### TASK REQUIREMENTS
Go through the entries below and collect each line with the string "stratigraphy" in it.

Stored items

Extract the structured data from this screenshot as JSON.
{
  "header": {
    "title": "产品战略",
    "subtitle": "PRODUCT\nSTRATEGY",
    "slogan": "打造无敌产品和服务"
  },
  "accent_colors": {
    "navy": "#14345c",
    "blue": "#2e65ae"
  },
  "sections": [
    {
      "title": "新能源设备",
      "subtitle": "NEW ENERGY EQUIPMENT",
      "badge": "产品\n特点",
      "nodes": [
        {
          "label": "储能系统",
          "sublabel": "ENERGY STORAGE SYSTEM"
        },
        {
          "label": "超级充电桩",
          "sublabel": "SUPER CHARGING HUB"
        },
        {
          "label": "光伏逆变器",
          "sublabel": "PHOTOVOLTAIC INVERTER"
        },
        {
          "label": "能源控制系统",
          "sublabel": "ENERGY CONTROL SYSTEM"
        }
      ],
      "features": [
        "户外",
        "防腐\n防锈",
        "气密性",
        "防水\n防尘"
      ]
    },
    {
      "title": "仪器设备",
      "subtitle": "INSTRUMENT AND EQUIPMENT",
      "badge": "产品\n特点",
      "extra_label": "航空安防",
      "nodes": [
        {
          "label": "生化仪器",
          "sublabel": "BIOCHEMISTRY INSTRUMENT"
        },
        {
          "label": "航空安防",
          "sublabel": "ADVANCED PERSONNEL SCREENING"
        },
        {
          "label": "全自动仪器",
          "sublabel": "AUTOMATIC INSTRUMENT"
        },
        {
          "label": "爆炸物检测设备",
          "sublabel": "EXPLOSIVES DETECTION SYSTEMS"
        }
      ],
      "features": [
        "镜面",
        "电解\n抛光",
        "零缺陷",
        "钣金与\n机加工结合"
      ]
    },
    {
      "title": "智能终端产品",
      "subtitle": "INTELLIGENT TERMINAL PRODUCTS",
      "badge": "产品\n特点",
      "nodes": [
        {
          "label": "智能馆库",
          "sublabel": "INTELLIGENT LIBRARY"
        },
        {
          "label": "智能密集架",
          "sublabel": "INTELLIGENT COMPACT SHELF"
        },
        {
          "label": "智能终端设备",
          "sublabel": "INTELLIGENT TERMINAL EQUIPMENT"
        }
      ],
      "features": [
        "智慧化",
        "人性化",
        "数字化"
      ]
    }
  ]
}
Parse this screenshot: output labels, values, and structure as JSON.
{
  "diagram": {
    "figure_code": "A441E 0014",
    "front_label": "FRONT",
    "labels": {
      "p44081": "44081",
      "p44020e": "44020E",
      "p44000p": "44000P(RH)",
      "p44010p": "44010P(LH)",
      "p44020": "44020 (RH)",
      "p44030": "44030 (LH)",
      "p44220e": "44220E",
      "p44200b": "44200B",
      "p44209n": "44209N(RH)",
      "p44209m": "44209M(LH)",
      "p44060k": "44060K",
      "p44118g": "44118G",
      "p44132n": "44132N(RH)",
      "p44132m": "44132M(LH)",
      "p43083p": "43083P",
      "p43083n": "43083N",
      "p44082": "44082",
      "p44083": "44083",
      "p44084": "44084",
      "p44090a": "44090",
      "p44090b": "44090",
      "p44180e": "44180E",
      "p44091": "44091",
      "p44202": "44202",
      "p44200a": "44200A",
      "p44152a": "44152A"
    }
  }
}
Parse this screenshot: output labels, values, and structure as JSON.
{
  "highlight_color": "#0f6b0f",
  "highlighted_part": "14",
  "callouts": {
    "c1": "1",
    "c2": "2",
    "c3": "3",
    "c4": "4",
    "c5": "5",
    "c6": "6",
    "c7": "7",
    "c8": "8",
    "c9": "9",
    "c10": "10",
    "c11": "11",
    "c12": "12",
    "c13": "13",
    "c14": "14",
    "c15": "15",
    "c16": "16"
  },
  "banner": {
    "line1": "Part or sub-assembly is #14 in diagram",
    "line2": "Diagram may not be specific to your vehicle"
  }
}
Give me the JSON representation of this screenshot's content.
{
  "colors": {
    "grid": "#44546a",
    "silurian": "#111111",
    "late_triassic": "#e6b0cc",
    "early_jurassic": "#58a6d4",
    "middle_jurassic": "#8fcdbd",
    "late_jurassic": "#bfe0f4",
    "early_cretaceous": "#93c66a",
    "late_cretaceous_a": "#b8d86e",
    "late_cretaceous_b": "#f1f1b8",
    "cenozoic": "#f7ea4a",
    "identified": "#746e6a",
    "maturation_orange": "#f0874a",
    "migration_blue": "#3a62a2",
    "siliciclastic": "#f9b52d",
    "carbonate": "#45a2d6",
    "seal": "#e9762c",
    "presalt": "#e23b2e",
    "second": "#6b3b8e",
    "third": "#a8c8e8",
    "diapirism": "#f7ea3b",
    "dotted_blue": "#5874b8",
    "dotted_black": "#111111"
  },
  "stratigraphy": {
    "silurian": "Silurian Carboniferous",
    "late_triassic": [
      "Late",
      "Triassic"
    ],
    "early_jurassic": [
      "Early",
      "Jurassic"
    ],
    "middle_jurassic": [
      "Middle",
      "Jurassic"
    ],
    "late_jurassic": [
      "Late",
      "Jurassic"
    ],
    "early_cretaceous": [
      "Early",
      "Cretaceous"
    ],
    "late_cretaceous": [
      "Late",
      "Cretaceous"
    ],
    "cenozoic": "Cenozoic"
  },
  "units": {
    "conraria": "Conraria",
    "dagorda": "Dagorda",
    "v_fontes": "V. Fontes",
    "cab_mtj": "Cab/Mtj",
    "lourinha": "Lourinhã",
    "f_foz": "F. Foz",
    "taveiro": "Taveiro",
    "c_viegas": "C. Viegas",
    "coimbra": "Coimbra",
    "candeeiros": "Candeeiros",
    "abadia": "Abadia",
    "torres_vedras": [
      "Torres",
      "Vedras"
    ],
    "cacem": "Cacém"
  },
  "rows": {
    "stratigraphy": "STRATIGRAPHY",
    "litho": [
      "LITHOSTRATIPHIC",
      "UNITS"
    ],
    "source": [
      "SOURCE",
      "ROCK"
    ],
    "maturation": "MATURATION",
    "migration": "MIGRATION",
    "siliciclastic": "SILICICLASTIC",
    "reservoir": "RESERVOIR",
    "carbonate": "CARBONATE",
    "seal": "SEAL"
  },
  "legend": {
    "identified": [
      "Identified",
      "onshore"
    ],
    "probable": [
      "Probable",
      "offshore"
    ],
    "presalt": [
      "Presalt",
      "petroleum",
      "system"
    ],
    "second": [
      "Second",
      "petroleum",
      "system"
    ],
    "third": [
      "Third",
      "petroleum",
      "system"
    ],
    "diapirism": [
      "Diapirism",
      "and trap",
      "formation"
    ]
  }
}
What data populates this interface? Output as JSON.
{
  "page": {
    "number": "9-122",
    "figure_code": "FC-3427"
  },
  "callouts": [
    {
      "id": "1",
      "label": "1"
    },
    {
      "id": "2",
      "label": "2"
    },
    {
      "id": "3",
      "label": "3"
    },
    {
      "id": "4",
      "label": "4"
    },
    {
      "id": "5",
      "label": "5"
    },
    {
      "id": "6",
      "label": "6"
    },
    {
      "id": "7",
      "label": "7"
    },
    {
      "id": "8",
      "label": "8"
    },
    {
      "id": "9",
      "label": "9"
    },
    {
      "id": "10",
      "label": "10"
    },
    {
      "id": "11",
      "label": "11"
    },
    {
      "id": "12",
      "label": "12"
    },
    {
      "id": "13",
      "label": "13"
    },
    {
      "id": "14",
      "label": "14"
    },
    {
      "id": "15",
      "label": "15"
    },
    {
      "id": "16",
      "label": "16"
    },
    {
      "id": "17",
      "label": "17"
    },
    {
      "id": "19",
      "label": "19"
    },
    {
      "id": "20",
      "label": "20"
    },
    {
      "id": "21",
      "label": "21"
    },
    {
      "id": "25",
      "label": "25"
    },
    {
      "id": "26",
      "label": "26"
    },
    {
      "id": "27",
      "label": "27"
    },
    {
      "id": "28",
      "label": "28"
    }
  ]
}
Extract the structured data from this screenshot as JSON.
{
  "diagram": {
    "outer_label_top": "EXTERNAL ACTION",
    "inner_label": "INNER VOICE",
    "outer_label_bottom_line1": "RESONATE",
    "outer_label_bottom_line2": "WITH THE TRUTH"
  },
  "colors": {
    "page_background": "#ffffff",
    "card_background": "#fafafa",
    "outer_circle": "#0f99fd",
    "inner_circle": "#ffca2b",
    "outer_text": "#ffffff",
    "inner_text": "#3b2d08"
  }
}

### TASK RESULT
  "stratigraphy": {
    "stratigraphy": "STRATIGRAPHY",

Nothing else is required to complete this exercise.